Records that describe figures
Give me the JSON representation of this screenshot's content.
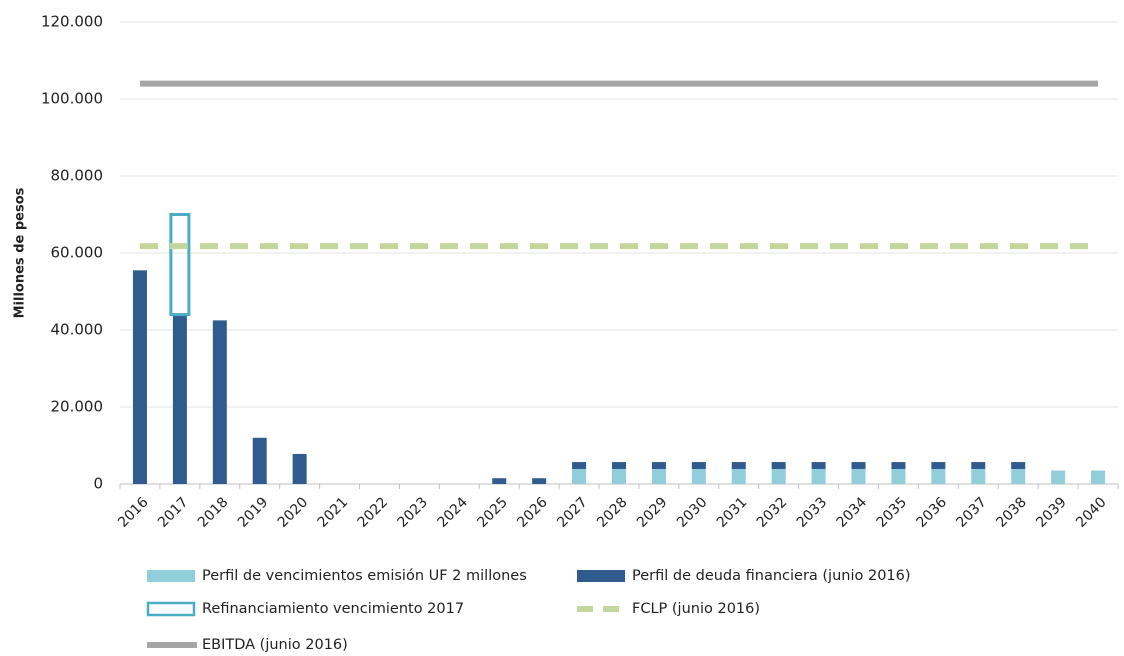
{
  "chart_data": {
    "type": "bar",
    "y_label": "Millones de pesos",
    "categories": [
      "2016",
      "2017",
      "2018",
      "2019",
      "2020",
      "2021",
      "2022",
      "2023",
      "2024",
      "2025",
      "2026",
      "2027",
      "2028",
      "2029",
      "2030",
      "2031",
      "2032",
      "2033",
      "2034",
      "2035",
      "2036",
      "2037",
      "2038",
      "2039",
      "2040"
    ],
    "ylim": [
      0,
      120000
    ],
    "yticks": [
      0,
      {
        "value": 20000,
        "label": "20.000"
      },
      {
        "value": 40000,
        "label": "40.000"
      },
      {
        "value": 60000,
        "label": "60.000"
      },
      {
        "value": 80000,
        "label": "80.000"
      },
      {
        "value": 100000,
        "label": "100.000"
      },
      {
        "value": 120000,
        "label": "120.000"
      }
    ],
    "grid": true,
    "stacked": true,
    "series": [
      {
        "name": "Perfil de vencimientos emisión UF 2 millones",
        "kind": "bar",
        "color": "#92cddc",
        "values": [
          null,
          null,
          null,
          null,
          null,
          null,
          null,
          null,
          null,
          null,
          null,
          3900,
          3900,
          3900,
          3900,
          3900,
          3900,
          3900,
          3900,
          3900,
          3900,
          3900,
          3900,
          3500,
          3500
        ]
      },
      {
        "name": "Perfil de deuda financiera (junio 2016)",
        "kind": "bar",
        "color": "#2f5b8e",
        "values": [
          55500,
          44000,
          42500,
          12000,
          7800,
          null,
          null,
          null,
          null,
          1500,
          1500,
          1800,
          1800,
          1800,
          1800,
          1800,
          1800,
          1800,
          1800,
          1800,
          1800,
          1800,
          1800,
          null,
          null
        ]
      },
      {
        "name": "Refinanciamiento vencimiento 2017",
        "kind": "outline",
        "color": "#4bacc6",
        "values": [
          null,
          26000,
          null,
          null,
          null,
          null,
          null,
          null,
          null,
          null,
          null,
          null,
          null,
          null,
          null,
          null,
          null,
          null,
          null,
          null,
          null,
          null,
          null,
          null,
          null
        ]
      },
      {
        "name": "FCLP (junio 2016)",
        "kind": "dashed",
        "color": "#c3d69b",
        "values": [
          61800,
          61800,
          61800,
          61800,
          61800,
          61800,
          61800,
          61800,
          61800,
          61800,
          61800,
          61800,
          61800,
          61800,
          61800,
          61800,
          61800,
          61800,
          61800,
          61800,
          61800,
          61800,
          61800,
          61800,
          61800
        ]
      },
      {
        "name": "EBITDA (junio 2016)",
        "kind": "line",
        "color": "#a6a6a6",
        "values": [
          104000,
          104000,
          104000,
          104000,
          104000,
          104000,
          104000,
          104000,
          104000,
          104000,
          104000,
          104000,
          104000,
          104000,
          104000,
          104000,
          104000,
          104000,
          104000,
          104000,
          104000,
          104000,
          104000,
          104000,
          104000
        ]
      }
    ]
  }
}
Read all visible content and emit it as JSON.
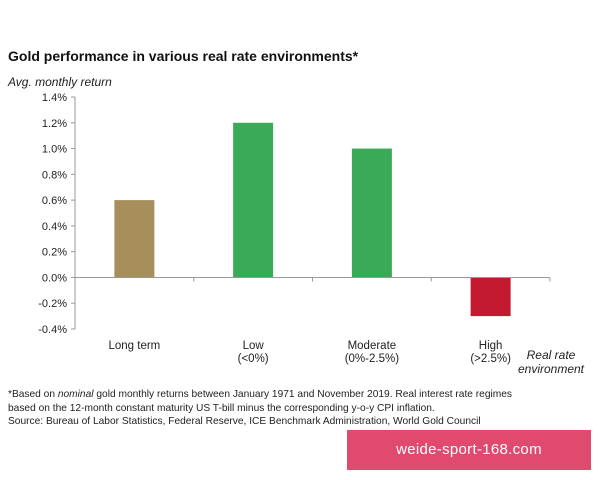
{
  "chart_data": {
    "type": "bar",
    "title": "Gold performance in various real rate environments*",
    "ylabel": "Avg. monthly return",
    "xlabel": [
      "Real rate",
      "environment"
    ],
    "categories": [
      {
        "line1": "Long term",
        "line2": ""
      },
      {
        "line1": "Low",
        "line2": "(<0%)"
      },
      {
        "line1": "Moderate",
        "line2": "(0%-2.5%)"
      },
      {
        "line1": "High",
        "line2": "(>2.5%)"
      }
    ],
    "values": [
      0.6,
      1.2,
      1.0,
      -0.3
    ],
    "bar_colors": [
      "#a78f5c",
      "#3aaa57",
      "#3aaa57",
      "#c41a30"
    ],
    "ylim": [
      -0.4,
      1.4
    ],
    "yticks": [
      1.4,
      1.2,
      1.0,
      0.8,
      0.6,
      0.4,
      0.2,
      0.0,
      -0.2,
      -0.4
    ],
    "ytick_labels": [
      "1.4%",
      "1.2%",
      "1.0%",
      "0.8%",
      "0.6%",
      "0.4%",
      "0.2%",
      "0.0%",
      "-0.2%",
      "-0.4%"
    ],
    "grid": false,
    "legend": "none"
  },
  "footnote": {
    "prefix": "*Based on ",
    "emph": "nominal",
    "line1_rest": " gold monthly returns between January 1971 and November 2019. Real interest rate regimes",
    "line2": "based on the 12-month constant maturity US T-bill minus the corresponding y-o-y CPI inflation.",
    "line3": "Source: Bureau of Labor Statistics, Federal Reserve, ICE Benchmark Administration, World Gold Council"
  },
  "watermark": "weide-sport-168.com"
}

* * *

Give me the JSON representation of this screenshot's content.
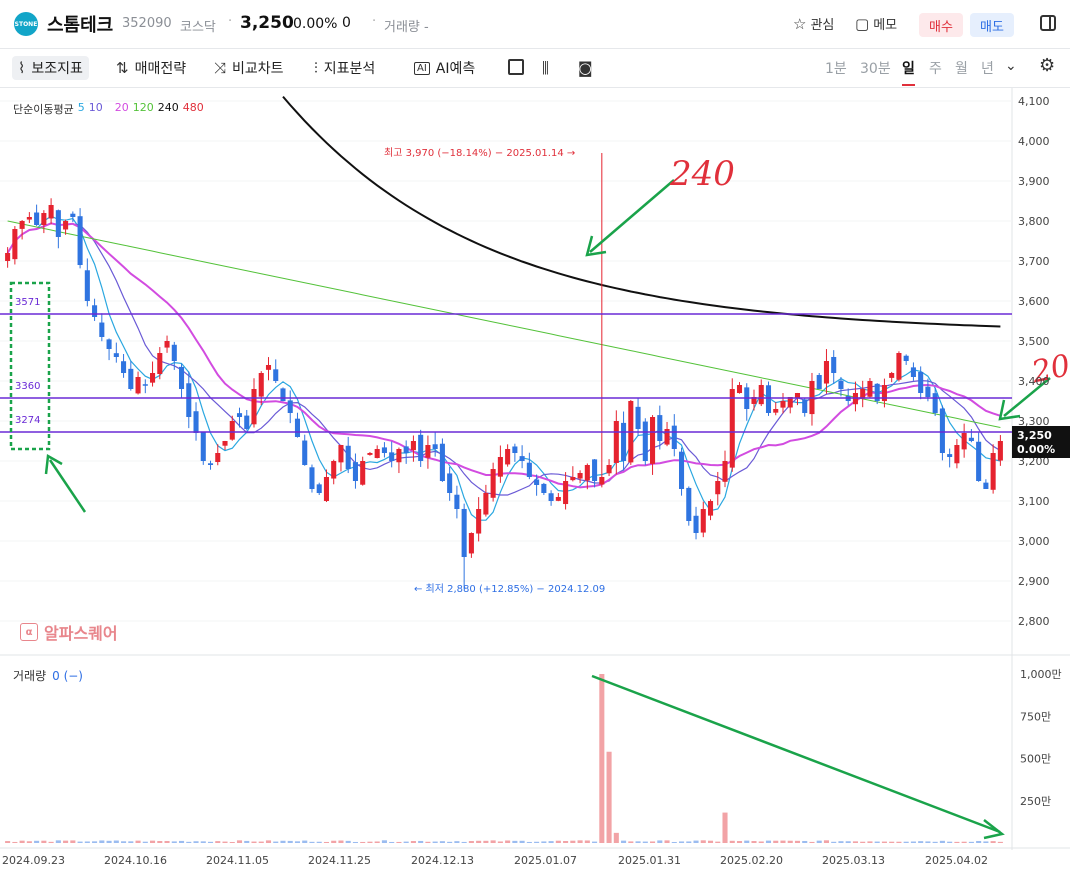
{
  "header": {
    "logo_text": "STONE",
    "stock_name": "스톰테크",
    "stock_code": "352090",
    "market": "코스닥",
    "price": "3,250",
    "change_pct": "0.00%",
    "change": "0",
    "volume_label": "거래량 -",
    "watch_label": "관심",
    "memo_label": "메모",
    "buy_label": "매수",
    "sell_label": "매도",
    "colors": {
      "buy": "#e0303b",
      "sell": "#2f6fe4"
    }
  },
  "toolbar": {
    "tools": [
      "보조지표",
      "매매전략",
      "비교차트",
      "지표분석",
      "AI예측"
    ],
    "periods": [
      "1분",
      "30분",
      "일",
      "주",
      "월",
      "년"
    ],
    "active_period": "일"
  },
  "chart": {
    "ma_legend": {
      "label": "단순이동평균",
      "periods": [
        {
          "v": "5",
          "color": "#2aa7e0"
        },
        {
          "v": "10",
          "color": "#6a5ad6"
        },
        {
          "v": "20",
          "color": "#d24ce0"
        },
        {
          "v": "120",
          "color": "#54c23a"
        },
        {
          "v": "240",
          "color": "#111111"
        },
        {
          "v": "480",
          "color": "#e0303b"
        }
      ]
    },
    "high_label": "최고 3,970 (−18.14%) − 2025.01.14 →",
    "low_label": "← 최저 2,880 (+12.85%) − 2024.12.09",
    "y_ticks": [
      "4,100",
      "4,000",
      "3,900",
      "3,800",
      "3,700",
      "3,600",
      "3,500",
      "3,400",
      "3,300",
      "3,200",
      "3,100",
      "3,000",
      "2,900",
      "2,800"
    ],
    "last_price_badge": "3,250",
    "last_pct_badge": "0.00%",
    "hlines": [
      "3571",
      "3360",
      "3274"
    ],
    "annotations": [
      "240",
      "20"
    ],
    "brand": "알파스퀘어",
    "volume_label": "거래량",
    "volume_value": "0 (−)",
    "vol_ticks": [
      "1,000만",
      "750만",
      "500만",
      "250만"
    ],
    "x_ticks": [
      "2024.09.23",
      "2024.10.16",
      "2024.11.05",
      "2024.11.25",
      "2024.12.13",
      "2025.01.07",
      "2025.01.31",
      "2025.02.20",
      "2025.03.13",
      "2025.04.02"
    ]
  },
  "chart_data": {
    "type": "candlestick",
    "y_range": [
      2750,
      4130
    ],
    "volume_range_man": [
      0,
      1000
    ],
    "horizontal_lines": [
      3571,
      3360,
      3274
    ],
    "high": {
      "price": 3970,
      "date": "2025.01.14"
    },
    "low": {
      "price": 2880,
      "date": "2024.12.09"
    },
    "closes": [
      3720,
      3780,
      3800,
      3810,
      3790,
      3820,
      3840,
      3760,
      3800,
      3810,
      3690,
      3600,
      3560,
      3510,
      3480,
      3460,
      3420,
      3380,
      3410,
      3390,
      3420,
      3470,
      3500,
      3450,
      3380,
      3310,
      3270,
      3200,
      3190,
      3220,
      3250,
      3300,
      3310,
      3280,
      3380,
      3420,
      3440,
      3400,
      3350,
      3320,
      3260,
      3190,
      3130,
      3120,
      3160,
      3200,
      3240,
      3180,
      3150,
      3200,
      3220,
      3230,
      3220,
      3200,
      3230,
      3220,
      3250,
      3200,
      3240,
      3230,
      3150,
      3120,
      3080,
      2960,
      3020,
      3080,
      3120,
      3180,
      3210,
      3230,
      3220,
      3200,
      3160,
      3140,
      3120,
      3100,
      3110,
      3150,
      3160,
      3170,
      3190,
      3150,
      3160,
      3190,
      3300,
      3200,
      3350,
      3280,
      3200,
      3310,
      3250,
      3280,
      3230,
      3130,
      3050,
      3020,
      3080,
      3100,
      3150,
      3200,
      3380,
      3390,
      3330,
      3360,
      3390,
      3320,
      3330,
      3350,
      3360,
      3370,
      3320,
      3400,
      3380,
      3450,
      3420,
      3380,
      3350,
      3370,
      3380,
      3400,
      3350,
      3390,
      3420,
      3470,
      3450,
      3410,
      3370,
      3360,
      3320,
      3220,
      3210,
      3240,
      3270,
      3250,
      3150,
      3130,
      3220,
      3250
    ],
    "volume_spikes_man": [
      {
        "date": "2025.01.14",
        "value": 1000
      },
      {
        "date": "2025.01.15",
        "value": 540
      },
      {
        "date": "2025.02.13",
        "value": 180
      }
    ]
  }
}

What is asked
Pick out lines containing the word "Perfil", each one as written.

In response
        "name": "Perfil de vencimientos emisión UF 2 millones",
        "name": "Perfil de deuda financiera (junio 2016)",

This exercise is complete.